=== Task prompt ===
Leave out any picture and return the remaining listing below exactly as given.

=== Figure record extracts ===
^^^^^^^^
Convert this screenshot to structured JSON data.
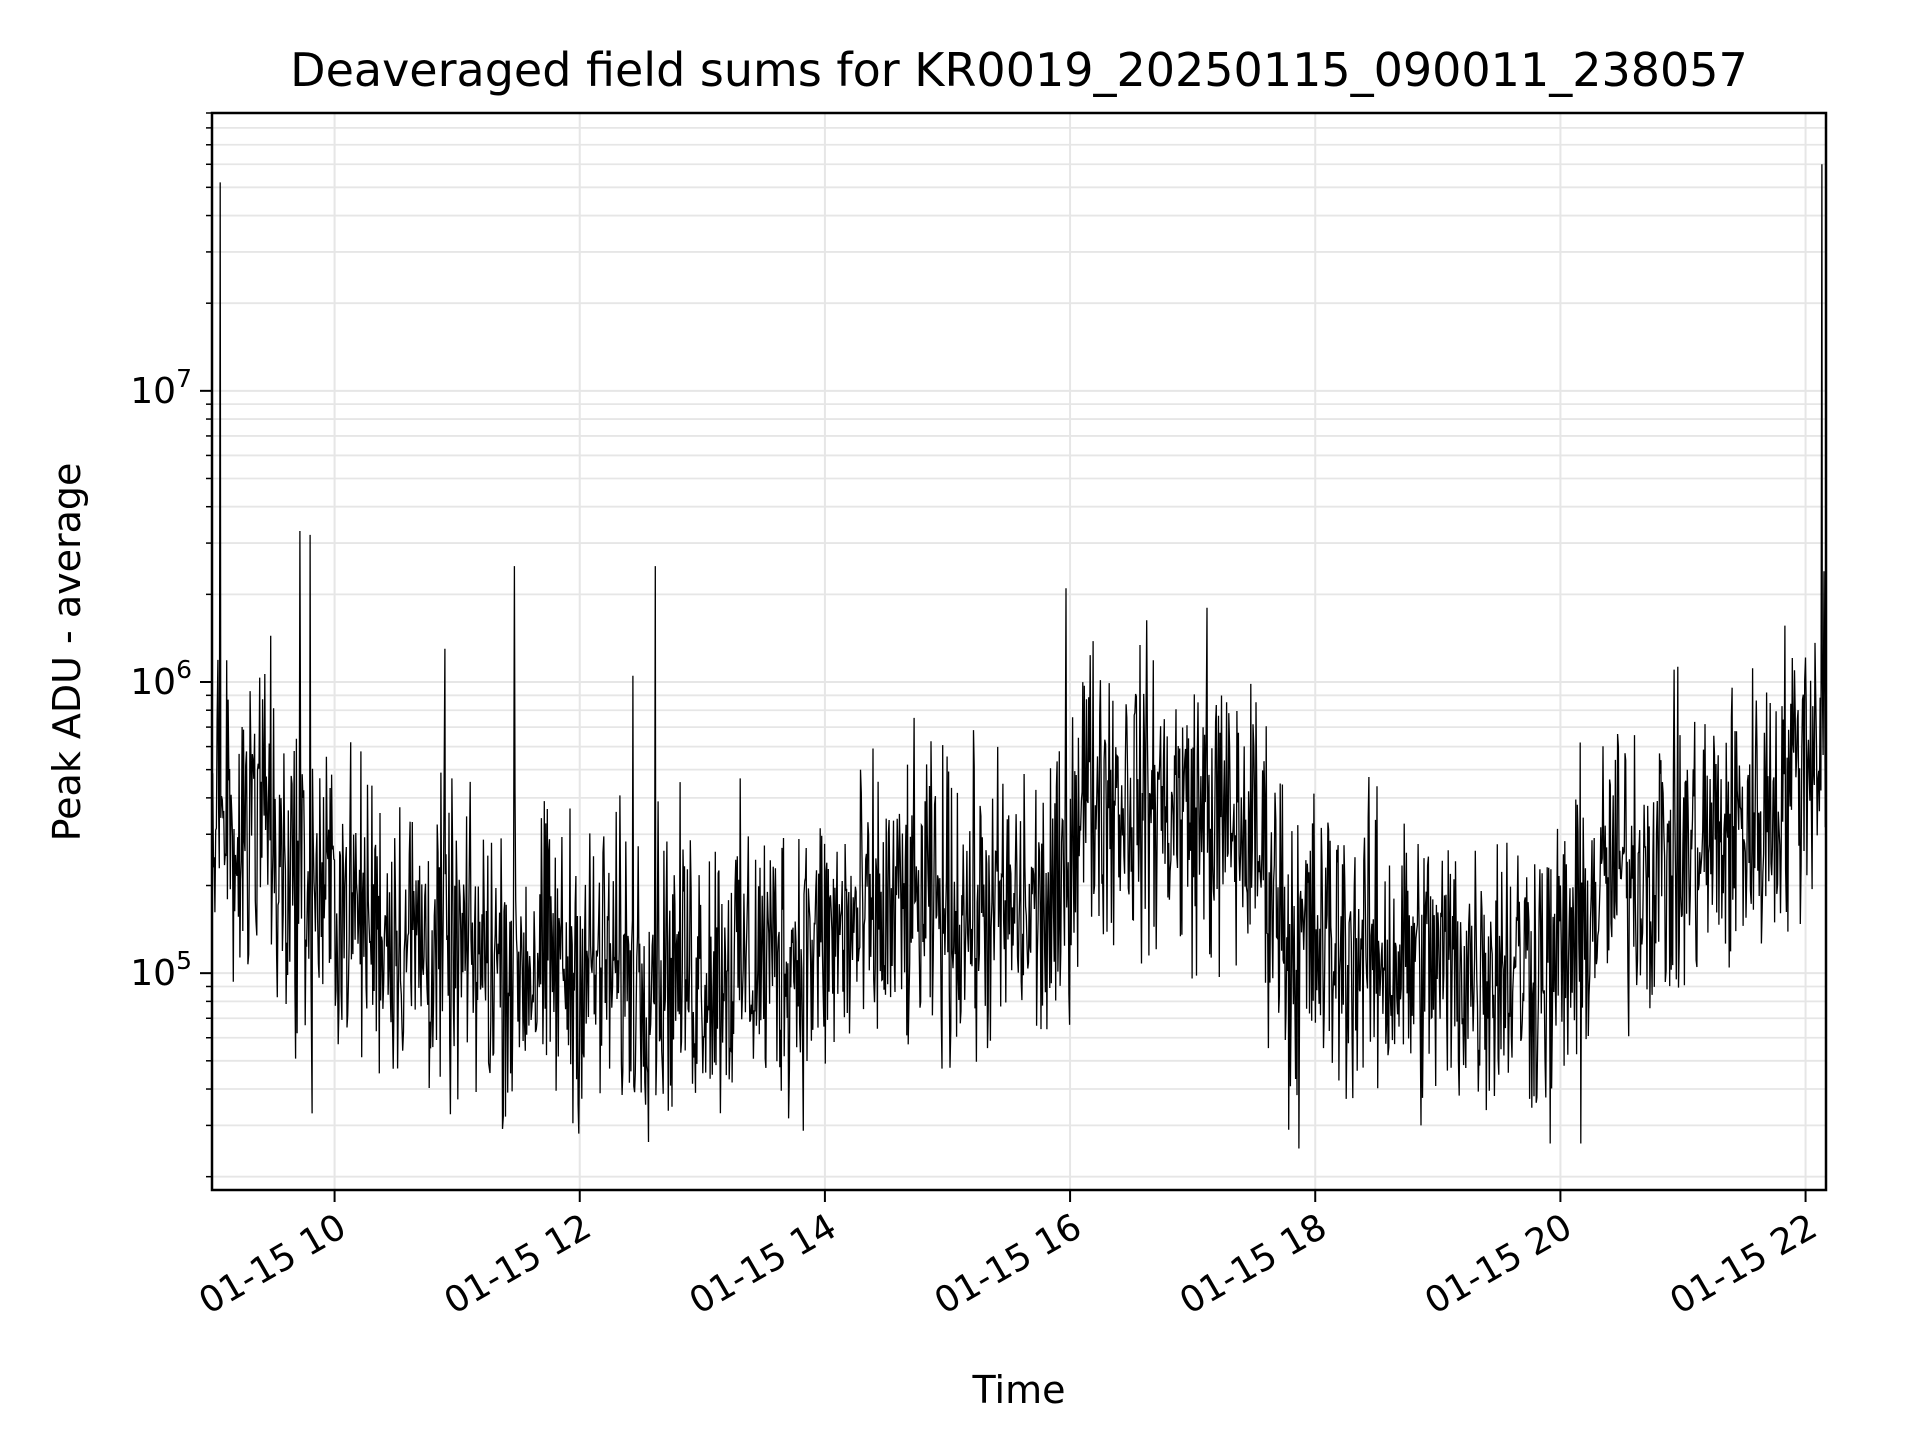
{
  "chart_data": {
    "type": "line",
    "title": "Deaveraged field sums for KR0019_20250115_090011_238057",
    "xlabel": "Time",
    "ylabel": "Peak ADU - average",
    "x_axis": {
      "kind": "time",
      "range": [
        "2025-01-15T09:00:00",
        "2025-01-15T22:10:00"
      ],
      "ticks": [
        {
          "value": "2025-01-15T10:00:00",
          "label": "01-15 10"
        },
        {
          "value": "2025-01-15T12:00:00",
          "label": "01-15 12"
        },
        {
          "value": "2025-01-15T14:00:00",
          "label": "01-15 14"
        },
        {
          "value": "2025-01-15T16:00:00",
          "label": "01-15 16"
        },
        {
          "value": "2025-01-15T18:00:00",
          "label": "01-15 18"
        },
        {
          "value": "2025-01-15T20:00:00",
          "label": "01-15 20"
        },
        {
          "value": "2025-01-15T22:00:00",
          "label": "01-15 22"
        }
      ],
      "tick_label_rotation_deg": 30
    },
    "y_axis": {
      "scale": "log",
      "range": [
        18000,
        90000000
      ],
      "ticks": [
        {
          "value": 100000,
          "base": "10",
          "exp": "5"
        },
        {
          "value": 1000000,
          "base": "10",
          "exp": "6"
        },
        {
          "value": 10000000,
          "base": "10",
          "exp": "7"
        }
      ]
    },
    "grid": "major and minor",
    "legend": "none",
    "colors": {
      "line": "#000000",
      "grid": "#e6e6e6",
      "axes": "#000000",
      "background": "#ffffff"
    },
    "trend": [
      [
        "2025-01-15T09:00:00",
        420000
      ],
      [
        "2025-01-15T09:15:00",
        300000
      ],
      [
        "2025-01-15T09:25:00",
        520000
      ],
      [
        "2025-01-15T09:35:00",
        230000
      ],
      [
        "2025-01-15T10:00:00",
        180000
      ],
      [
        "2025-01-15T10:30:00",
        140000
      ],
      [
        "2025-01-15T11:00:00",
        115000
      ],
      [
        "2025-01-15T12:00:00",
        105000
      ],
      [
        "2025-01-15T13:00:00",
        105000
      ],
      [
        "2025-01-15T13:45:00",
        115000
      ],
      [
        "2025-01-15T14:15:00",
        140000
      ],
      [
        "2025-01-15T14:45:00",
        170000
      ],
      [
        "2025-01-15T15:30:00",
        160000
      ],
      [
        "2025-01-15T15:55:00",
        160000
      ],
      [
        "2025-01-15T16:05:00",
        450000
      ],
      [
        "2025-01-15T16:45:00",
        380000
      ],
      [
        "2025-01-15T17:30:00",
        300000
      ],
      [
        "2025-01-15T17:50:00",
        130000
      ],
      [
        "2025-01-15T19:00:00",
        105000
      ],
      [
        "2025-01-15T20:00:00",
        110000
      ],
      [
        "2025-01-15T20:25:00",
        220000
      ],
      [
        "2025-01-15T21:00:00",
        250000
      ],
      [
        "2025-01-15T21:40:00",
        350000
      ],
      [
        "2025-01-15T22:05:00",
        650000
      ],
      [
        "2025-01-15T22:10:00",
        700000
      ]
    ],
    "spikes": [
      [
        "2025-01-15T09:04:00",
        52000000
      ],
      [
        "2025-01-15T09:43:00",
        3300000
      ],
      [
        "2025-01-15T09:48:00",
        3200000
      ],
      [
        "2025-01-15T09:49:00",
        33000
      ],
      [
        "2025-01-15T10:54:00",
        1300000
      ],
      [
        "2025-01-15T11:28:00",
        2500000
      ],
      [
        "2025-01-15T12:26:00",
        1050000
      ],
      [
        "2025-01-15T12:37:00",
        2500000
      ],
      [
        "2025-01-15T15:58:00",
        2100000
      ],
      [
        "2025-01-15T17:07:00",
        1800000
      ],
      [
        "2025-01-15T17:47:00",
        29000
      ],
      [
        "2025-01-15T17:52:00",
        25000
      ],
      [
        "2025-01-15T19:55:00",
        26000
      ],
      [
        "2025-01-15T20:10:00",
        26000
      ],
      [
        "2025-01-15T22:08:00",
        60000000
      ],
      [
        "2025-01-15T22:09:00",
        2400000
      ]
    ],
    "noise_spread_decades": 0.5,
    "sample_count": 2200
  }
}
^^^^^^^^
=== Task result ===
Convert this screenshot to structured JSON data.
{
  "chart_data": {
    "type": "line",
    "title": "Deaveraged field sums for KR0019_20250115_090011_238057",
    "xlabel": "Time",
    "ylabel": "Peak ADU - average",
    "x_axis": {
      "kind": "time",
      "range": [
        "2025-01-15T09:00:00",
        "2025-01-15T22:10:00"
      ],
      "ticks": [
        {
          "value": "2025-01-15T10:00:00",
          "label": "01-15 10"
        },
        {
          "value": "2025-01-15T12:00:00",
          "label": "01-15 12"
        },
        {
          "value": "2025-01-15T14:00:00",
          "label": "01-15 14"
        },
        {
          "value": "2025-01-15T16:00:00",
          "label": "01-15 16"
        },
        {
          "value": "2025-01-15T18:00:00",
          "label": "01-15 18"
        },
        {
          "value": "2025-01-15T20:00:00",
          "label": "01-15 20"
        },
        {
          "value": "2025-01-15T22:00:00",
          "label": "01-15 22"
        }
      ],
      "tick_label_rotation_deg": 30
    },
    "y_axis": {
      "scale": "log",
      "range": [
        18000,
        90000000
      ],
      "ticks": [
        {
          "value": 100000,
          "base": "10",
          "exp": "5"
        },
        {
          "value": 1000000,
          "base": "10",
          "exp": "6"
        },
        {
          "value": 10000000,
          "base": "10",
          "exp": "7"
        }
      ]
    },
    "grid": "major and minor",
    "legend": "none",
    "colors": {
      "line": "#000000",
      "grid": "#e6e6e6",
      "axes": "#000000",
      "background": "#ffffff"
    },
    "trend": [
      [
        "2025-01-15T09:00:00",
        420000
      ],
      [
        "2025-01-15T09:15:00",
        300000
      ],
      [
        "2025-01-15T09:25:00",
        520000
      ],
      [
        "2025-01-15T09:35:00",
        230000
      ],
      [
        "2025-01-15T10:00:00",
        180000
      ],
      [
        "2025-01-15T10:30:00",
        140000
      ],
      [
        "2025-01-15T11:00:00",
        115000
      ],
      [
        "2025-01-15T12:00:00",
        105000
      ],
      [
        "2025-01-15T13:00:00",
        105000
      ],
      [
        "2025-01-15T13:45:00",
        115000
      ],
      [
        "2025-01-15T14:15:00",
        140000
      ],
      [
        "2025-01-15T14:45:00",
        170000
      ],
      [
        "2025-01-15T15:30:00",
        160000
      ],
      [
        "2025-01-15T15:55:00",
        160000
      ],
      [
        "2025-01-15T16:05:00",
        450000
      ],
      [
        "2025-01-15T16:45:00",
        380000
      ],
      [
        "2025-01-15T17:30:00",
        300000
      ],
      [
        "2025-01-15T17:50:00",
        130000
      ],
      [
        "2025-01-15T19:00:00",
        105000
      ],
      [
        "2025-01-15T20:00:00",
        110000
      ],
      [
        "2025-01-15T20:25:00",
        220000
      ],
      [
        "2025-01-15T21:00:00",
        250000
      ],
      [
        "2025-01-15T21:40:00",
        350000
      ],
      [
        "2025-01-15T22:05:00",
        650000
      ],
      [
        "2025-01-15T22:10:00",
        700000
      ]
    ],
    "spikes": [
      [
        "2025-01-15T09:04:00",
        52000000
      ],
      [
        "2025-01-15T09:43:00",
        3300000
      ],
      [
        "2025-01-15T09:48:00",
        3200000
      ],
      [
        "2025-01-15T09:49:00",
        33000
      ],
      [
        "2025-01-15T10:54:00",
        1300000
      ],
      [
        "2025-01-15T11:28:00",
        2500000
      ],
      [
        "2025-01-15T12:26:00",
        1050000
      ],
      [
        "2025-01-15T12:37:00",
        2500000
      ],
      [
        "2025-01-15T15:58:00",
        2100000
      ],
      [
        "2025-01-15T17:07:00",
        1800000
      ],
      [
        "2025-01-15T17:47:00",
        29000
      ],
      [
        "2025-01-15T17:52:00",
        25000
      ],
      [
        "2025-01-15T19:55:00",
        26000
      ],
      [
        "2025-01-15T20:10:00",
        26000
      ],
      [
        "2025-01-15T22:08:00",
        60000000
      ],
      [
        "2025-01-15T22:09:00",
        2400000
      ]
    ],
    "noise_spread_decades": 0.5,
    "sample_count": 2200
  }
}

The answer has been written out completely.